• GOAL OF THE EXERCISE: Copy the data precisely, character for character, and leave out every picture.

(Records)
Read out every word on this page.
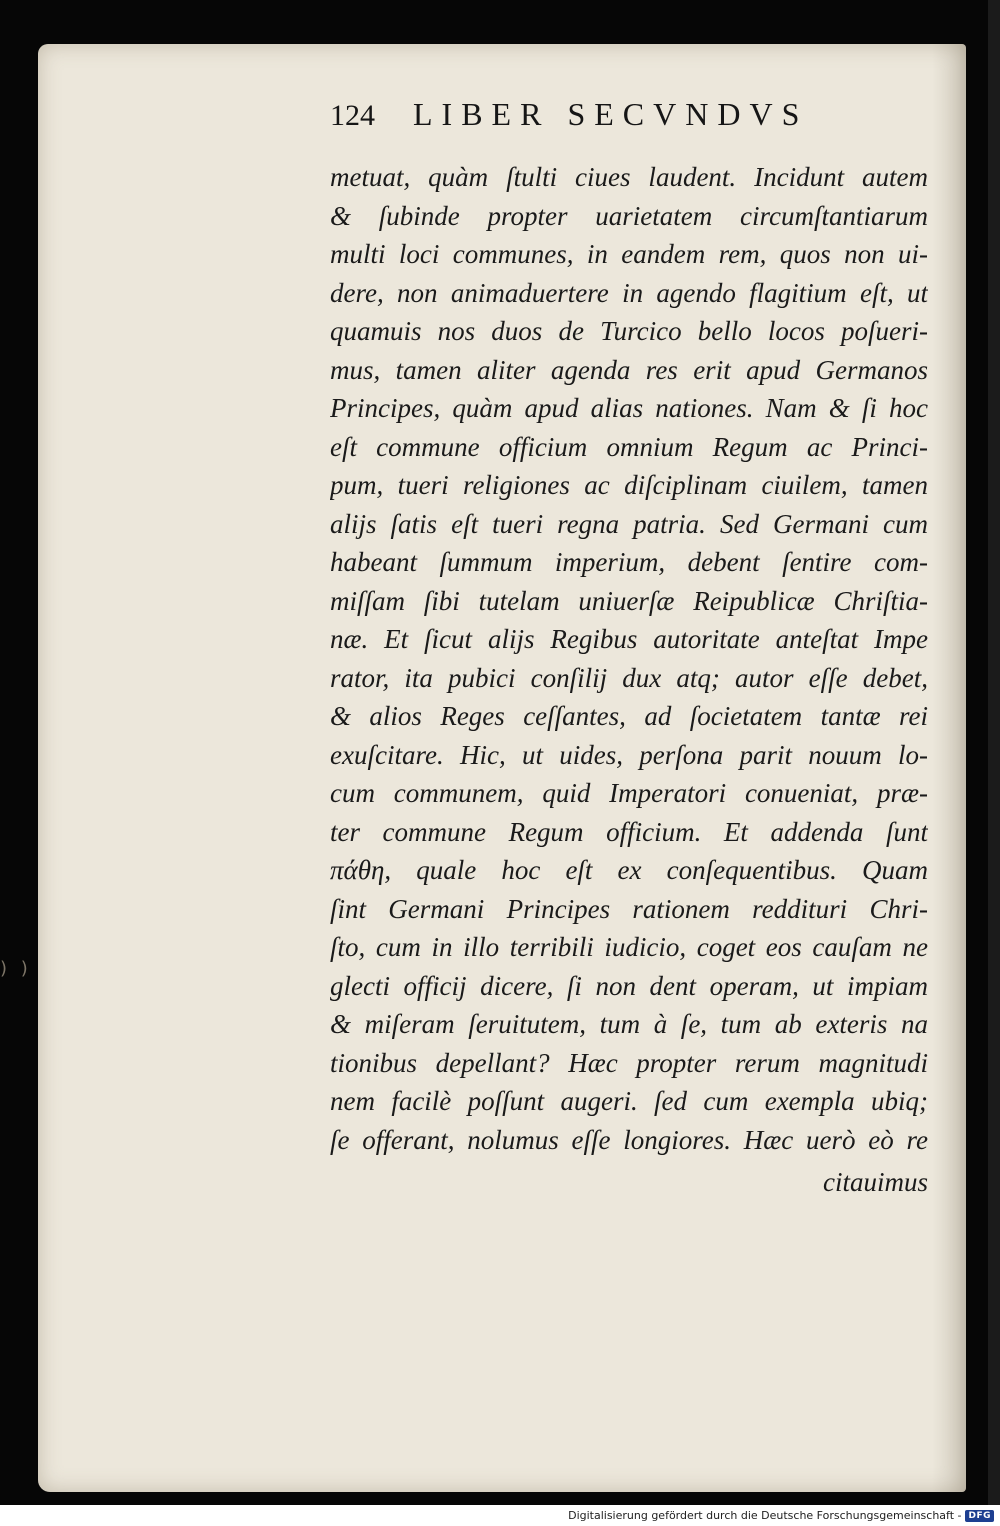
124 LIBER SECVNDVS
) )
metuat, quàm ſtulti ciues laudent. Incidunt autem
& ſubinde propter uarietatem circumſtantiarum
multi loci communes, in eandem rem, quos non ui-
dere, non animaduertere in agendo flagitium eſt, ut
quamuis nos duos de Turcico bello locos poſueri-
mus, tamen aliter agenda res erit apud Germanos
Principes, quàm apud alias nationes. Nam & ſi hoc
eſt commune officium omnium Regum ac Princi-
pum, tueri religiones ac diſciplinam ciuilem, tamen
alijs ſatis eſt tueri regna patria. Sed Germani cum
habeant ſummum imperium, debent ſentire com-
miſſam ſibi tutelam uniuerſæ Reipublicæ Chriſtia-
næ. Et ſicut alijs Regibus autoritate anteſtat Impe
rator, ita pubici conſilij dux atq; autor eſſe debet,
& alios Reges ceſſantes, ad ſocietatem tantæ rei
exuſcitare. Hic, ut uides, perſona parit nouum lo-
cum communem, quid Imperatori conueniat, præ-
ter commune Regum officium. Et addenda ſunt
πάθη, quale hoc eſt ex conſequentibus. Quam
ſint Germani Principes rationem reddituri Chri-
ſto, cum in illo terribili iudicio, coget eos cauſam ne
glecti officij dicere, ſi non dent operam, ut impiam
& miſeram ſeruitutem, tum à ſe, tum ab exteris na
tionibus depellant? Hæc propter rerum magnitudi
nem facilè poſſunt augeri. ſed cum exempla ubiq;
ſe offerant, nolumus eſſe longiores. Hæc uerò eò re
citauimus
Digitalisierung gefördert durch die Deutsche Forschungsgemeinschaft - DFG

• SOLUTION:
Read out every word on this page.
124 LIBER SECVNDVS
) )
metuat, quàm ſtulti ciues laudent. Incidunt autem
& ſubinde propter uarietatem circumſtantiarum
multi loci communes, in eandem rem, quos non ui-
dere, non animaduertere in agendo flagitium eſt, ut
quamuis nos duos de Turcico bello locos poſueri-
mus, tamen aliter agenda res erit apud Germanos
Principes, quàm apud alias nationes. Nam & ſi hoc
eſt commune officium omnium Regum ac Princi-
pum, tueri religiones ac diſciplinam ciuilem, tamen
alijs ſatis eſt tueri regna patria. Sed Germani cum
habeant ſummum imperium, debent ſentire com-
miſſam ſibi tutelam uniuerſæ Reipublicæ Chriſtia-
næ. Et ſicut alijs Regibus autoritate anteſtat Impe
rator, ita pubici conſilij dux atq; autor eſſe debet,
& alios Reges ceſſantes, ad ſocietatem tantæ rei
exuſcitare. Hic, ut uides, perſona parit nouum lo-
cum communem, quid Imperatori conueniat, præ-
ter commune Regum officium. Et addenda ſunt
πάθη, quale hoc eſt ex conſequentibus. Quam
ſint Germani Principes rationem reddituri Chri-
ſto, cum in illo terribili iudicio, coget eos cauſam ne
glecti officij dicere, ſi non dent operam, ut impiam
& miſeram ſeruitutem, tum à ſe, tum ab exteris na
tionibus depellant? Hæc propter rerum magnitudi
nem facilè poſſunt augeri. ſed cum exempla ubiq;
ſe offerant, nolumus eſſe longiores. Hæc uerò eò re
citauimus
Digitalisierung gefördert durch die Deutsche Forschungsgemeinschaft - DFG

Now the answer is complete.